**Given problem**
Will you write out the data exactly, excluding every picture?

begin Given data

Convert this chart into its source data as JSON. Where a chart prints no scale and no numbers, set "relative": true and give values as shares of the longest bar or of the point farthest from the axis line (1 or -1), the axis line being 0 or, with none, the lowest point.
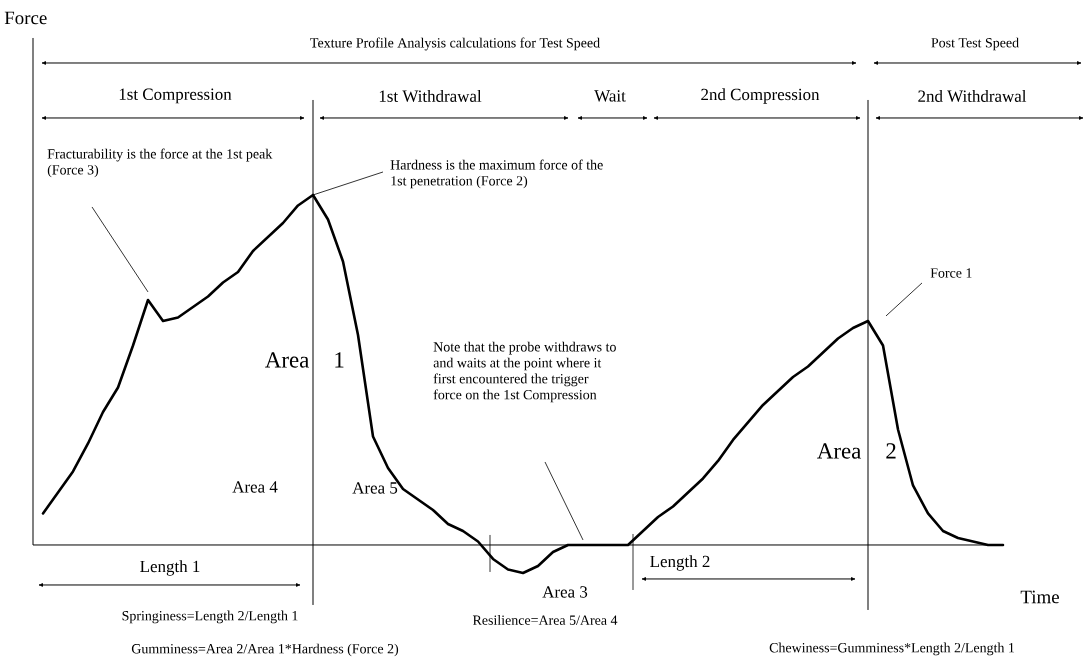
{
  "chart_data": {
    "type": "line",
    "relative": true,
    "categories": [
      null,
      null,
      null,
      null,
      null,
      null,
      null,
      null,
      null,
      null,
      null,
      null,
      null,
      null,
      null,
      null,
      null,
      null,
      null,
      null,
      null,
      null,
      null,
      null,
      null,
      null,
      null,
      null,
      null,
      null,
      null,
      null,
      null,
      null,
      null,
      null,
      null,
      null,
      null,
      null,
      null,
      null,
      null,
      null,
      null,
      null,
      null,
      null,
      null,
      null,
      null,
      null,
      null,
      null,
      null,
      null,
      null,
      null,
      null,
      null,
      null,
      null,
      null,
      null,
      null
    ],
    "series": [
      {
        "color": "#000000",
        "values": [
          0.09,
          0.15,
          0.21,
          0.29,
          0.38,
          0.45,
          0.57,
          0.7,
          0.64,
          0.65,
          0.68,
          0.71,
          0.75,
          0.78,
          0.84,
          0.88,
          0.92,
          0.97,
          1,
          0.93,
          0.81,
          0.6,
          0.31,
          0.22,
          0.16,
          0.13,
          0.1,
          0.06,
          0.04,
          0.01,
          -0.04,
          -0.07,
          -0.08,
          -0.06,
          -0.02,
          0,
          0,
          0,
          0,
          0,
          0.04,
          0.08,
          0.11,
          0.15,
          0.19,
          0.24,
          0.3,
          0.35,
          0.4,
          0.44,
          0.48,
          0.51,
          0.55,
          0.59,
          0.62,
          0.64,
          0.57,
          0.33,
          0.17,
          0.09,
          0.04,
          0.02,
          0.01,
          0,
          0
        ]
      }
    ],
    "annotations": [
      "Texture Profile Analysis calculations for Test Speed",
      "Post Test Speed",
      "1st Compression",
      "1st Withdrawal",
      "Wait",
      "2nd Compression",
      "2nd Withdrawal",
      "Fracturability is the force at the 1st peak (Force 3)",
      "Hardness is the maximum force of the 1st penetration (Force 2)",
      "Note that the probe withdraws to and waits at the point where it first encountered the trigger force on the 1st Compression",
      "Force 1",
      "Area 1",
      "Area 2",
      "Area 3",
      "Area 4",
      "Area 5",
      "Length 1",
      "Length 2",
      "Springiness=Length 2/Length 1",
      "Gumminess=Area 2/Area 1*Hardness (Force 2)",
      "Resilience=Area 5/Area 4",
      "Chewiness=Gumminess*Length 2/Length 1",
      "Force",
      "Time"
    ]
  }
}
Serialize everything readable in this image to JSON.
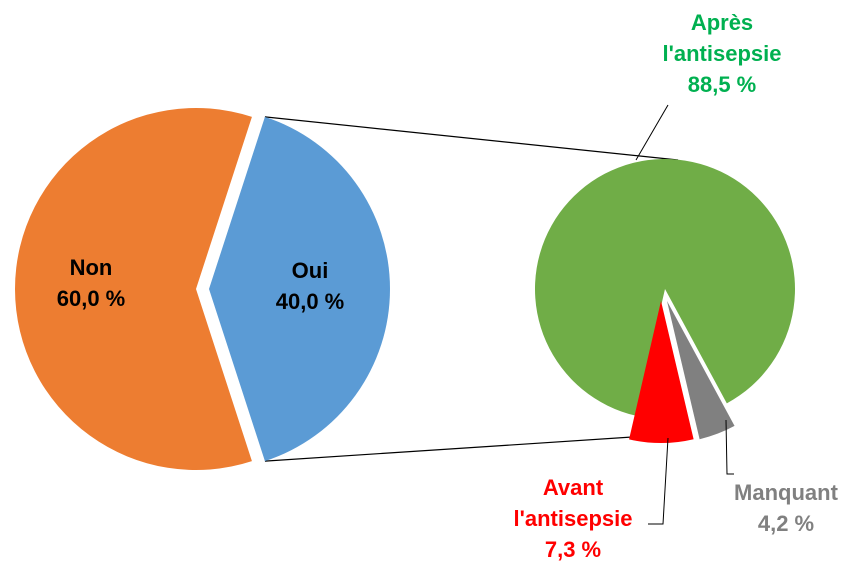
{
  "colors": {
    "non": "#ED7D31",
    "oui": "#5B9BD5",
    "apres": "#70AD47",
    "avant": "#FF0000",
    "manquant": "#808080",
    "apres_label": "#00B050",
    "avant_label": "#FF0000",
    "manquant_label": "#808080",
    "main_label": "#000000",
    "connector": "#000000"
  },
  "chart_data": [
    {
      "type": "pie",
      "slices": [
        {
          "key": "non",
          "label": "Non",
          "value": 60.0,
          "value_text": "60,0 %"
        },
        {
          "key": "oui",
          "label": "Oui",
          "value": 40.0,
          "value_text": "40,0 %"
        }
      ],
      "exploded_slice": "Oui"
    },
    {
      "type": "pie",
      "breakdown_of": "Oui",
      "slices": [
        {
          "key": "apres",
          "label_lines": [
            "Après",
            "l'antisepsie"
          ],
          "value": 88.5,
          "value_text": "88,5 %"
        },
        {
          "key": "manquant",
          "label_lines": [
            "Manquant"
          ],
          "value": 4.2,
          "value_text": "4,2 %"
        },
        {
          "key": "avant",
          "label_lines": [
            "Avant",
            "l'antisepsie"
          ],
          "value": 7.3,
          "value_text": "7,3 %"
        }
      ]
    }
  ]
}
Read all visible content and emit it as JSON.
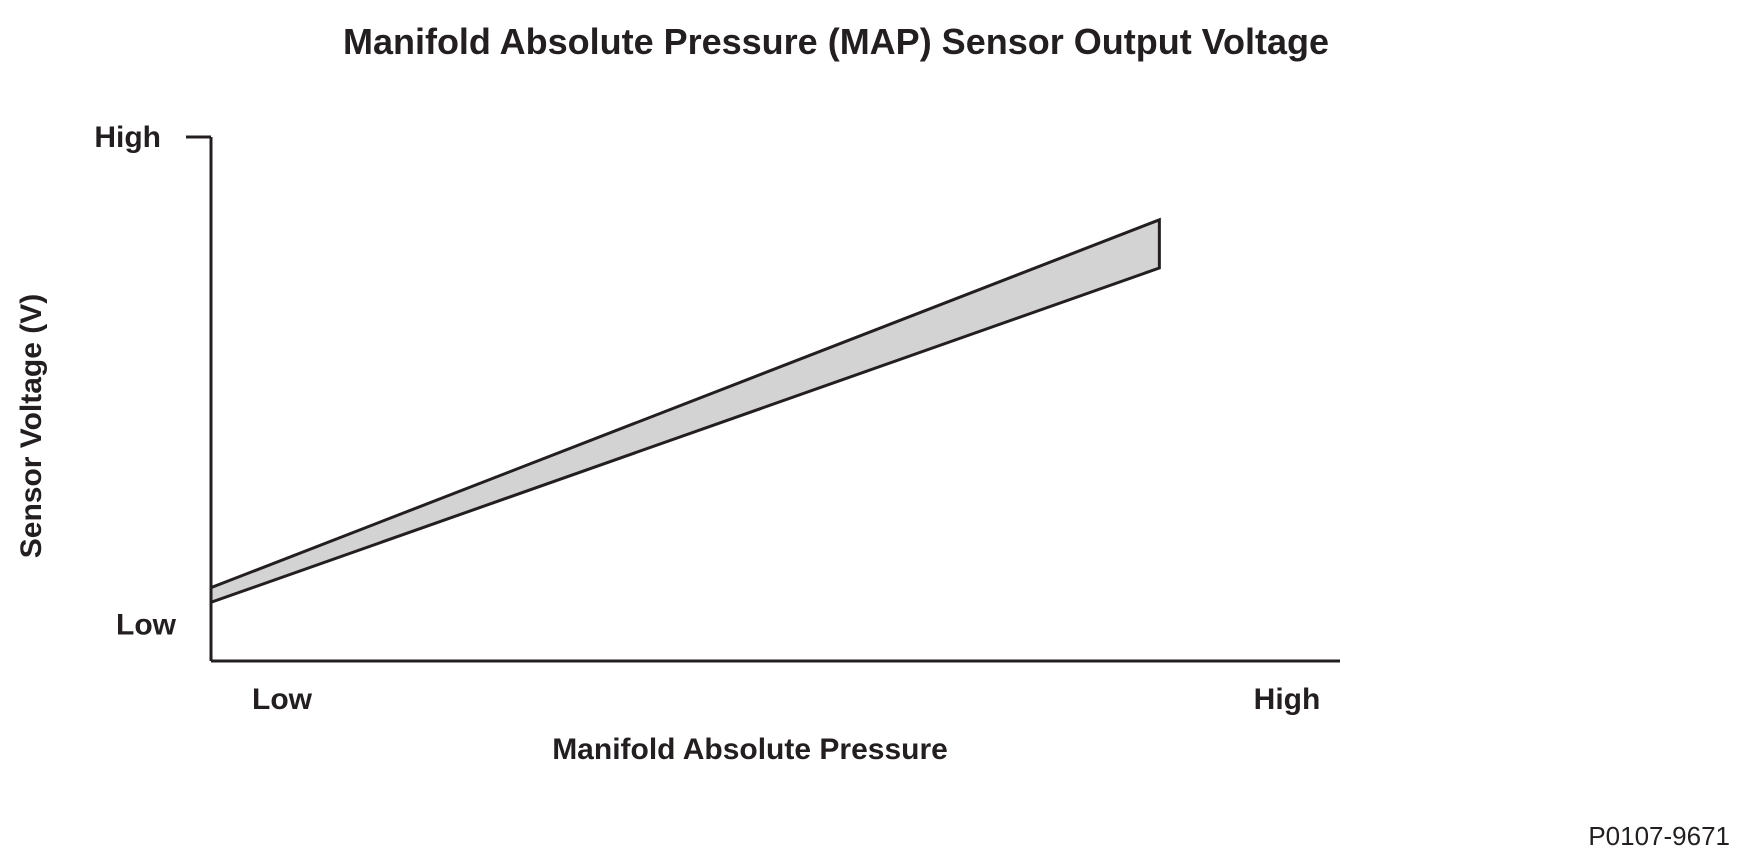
{
  "chart_data": {
    "type": "area",
    "title": "Manifold Absolute Pressure (MAP) Sensor Output Voltage",
    "xlabel": "Manifold Absolute Pressure",
    "ylabel": "Sensor Voltage (V)",
    "x_ticks": [
      "Low",
      "High"
    ],
    "y_ticks": [
      "Low",
      "High"
    ],
    "x_scale": "qualitative (Low to High)",
    "y_scale": "qualitative (Low to High)",
    "xlim": [
      0,
      1
    ],
    "ylim": [
      0,
      1
    ],
    "band": {
      "x": [
        0,
        0.84
      ],
      "upper": [
        0.14,
        0.842
      ],
      "lower": [
        0.112,
        0.75
      ]
    },
    "band_fill": "#d3d3d3",
    "line_color": "#231f20",
    "grid": false,
    "legend": "none",
    "figure_id": "P0107-9671"
  }
}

end Given data

**Result**
Convert this chart into its source data as JSON. Where a chart prints no scale and no numbers, set "relative": true and give values as shares of the longest bar or of the point farthest from the axis line (1 or -1), the axis line being 0 or, with none, the lowest point.
{
  "chart_data": {
    "type": "line",
    "relative": true,
    "categories": [
      null,
      null,
      null,
      null,
      null,
      null,
      null,
      null,
      null,
      null,
      null,
      null,
      null,
      null,
      null,
      null,
      null,
      null,
      null,
      null,
      null,
      null,
      null,
      null,
      null,
      null,
      null,
      null,
      null,
      null,
      null,
      null,
      null,
      null,
      null,
      null,
      null,
      null,
      null,
      null,
      null,
      null,
      null,
      null,
      null,
      null,
      null,
      null,
      null,
      null,
      null,
      null,
      null,
      null,
      null,
      null,
      null,
      null,
      null,
      null,
      null,
      null,
      null,
      null,
      null
    ],
    "series": [
      {
        "color": "#000000",
        "values": [
          0.09,
          0.15,
          0.21,
          0.29,
          0.38,
          0.45,
          0.57,
          0.7,
          0.64,
          0.65,
          0.68,
          0.71,
          0.75,
          0.78,
          0.84,
          0.88,
          0.92,
          0.97,
          1,
          0.93,
          0.81,
          0.6,
          0.31,
          0.22,
          0.16,
          0.13,
          0.1,
          0.06,
          0.04,
          0.01,
          -0.04,
          -0.07,
          -0.08,
          -0.06,
          -0.02,
          0,
          0,
          0,
          0,
          0,
          0.04,
          0.08,
          0.11,
          0.15,
          0.19,
          0.24,
          0.3,
          0.35,
          0.4,
          0.44,
          0.48,
          0.51,
          0.55,
          0.59,
          0.62,
          0.64,
          0.57,
          0.33,
          0.17,
          0.09,
          0.04,
          0.02,
          0.01,
          0,
          0
        ]
      }
    ],
    "annotations": [
      "Texture Profile Analysis calculations for Test Speed",
      "Post Test Speed",
      "1st Compression",
      "1st Withdrawal",
      "Wait",
      "2nd Compression",
      "2nd Withdrawal",
      "Fracturability is the force at the 1st peak (Force 3)",
      "Hardness is the maximum force of the 1st penetration (Force 2)",
      "Note that the probe withdraws to and waits at the point where it first encountered the trigger force on the 1st Compression",
      "Force 1",
      "Area 1",
      "Area 2",
      "Area 3",
      "Area 4",
      "Area 5",
      "Length 1",
      "Length 2",
      "Springiness=Length 2/Length 1",
      "Gumminess=Area 2/Area 1*Hardness (Force 2)",
      "Resilience=Area 5/Area 4",
      "Chewiness=Gumminess*Length 2/Length 1",
      "Force",
      "Time"
    ]
  }
}
Serialize everything readable in this image to JSON.
{
  "colors": {
    "non": "#ED7D31",
    "oui": "#5B9BD5",
    "apres": "#70AD47",
    "avant": "#FF0000",
    "manquant": "#808080",
    "apres_label": "#00B050",
    "avant_label": "#FF0000",
    "manquant_label": "#808080",
    "main_label": "#000000",
    "connector": "#000000"
  },
  "chart_data": [
    {
      "type": "pie",
      "slices": [
        {
          "key": "non",
          "label": "Non",
          "value": 60.0,
          "value_text": "60,0 %"
        },
        {
          "key": "oui",
          "label": "Oui",
          "value": 40.0,
          "value_text": "40,0 %"
        }
      ],
      "exploded_slice": "Oui"
    },
    {
      "type": "pie",
      "breakdown_of": "Oui",
      "slices": [
        {
          "key": "apres",
          "label_lines": [
            "Après",
            "l'antisepsie"
          ],
          "value": 88.5,
          "value_text": "88,5 %"
        },
        {
          "key": "manquant",
          "label_lines": [
            "Manquant"
          ],
          "value": 4.2,
          "value_text": "4,2 %"
        },
        {
          "key": "avant",
          "label_lines": [
            "Avant",
            "l'antisepsie"
          ],
          "value": 7.3,
          "value_text": "7,3 %"
        }
      ]
    }
  ]
}
Read all visible content and emit it as JSON.
{
  "chart_data": {
    "type": "area",
    "title": "Manifold Absolute Pressure (MAP) Sensor Output Voltage",
    "xlabel": "Manifold Absolute Pressure",
    "ylabel": "Sensor Voltage (V)",
    "x_ticks": [
      "Low",
      "High"
    ],
    "y_ticks": [
      "Low",
      "High"
    ],
    "x_scale": "qualitative (Low to High)",
    "y_scale": "qualitative (Low to High)",
    "xlim": [
      0,
      1
    ],
    "ylim": [
      0,
      1
    ],
    "band": {
      "x": [
        0,
        0.84
      ],
      "upper": [
        0.14,
        0.842
      ],
      "lower": [
        0.112,
        0.75
      ]
    },
    "band_fill": "#d3d3d3",
    "line_color": "#231f20",
    "grid": false,
    "legend": "none",
    "figure_id": "P0107-9671"
  }
}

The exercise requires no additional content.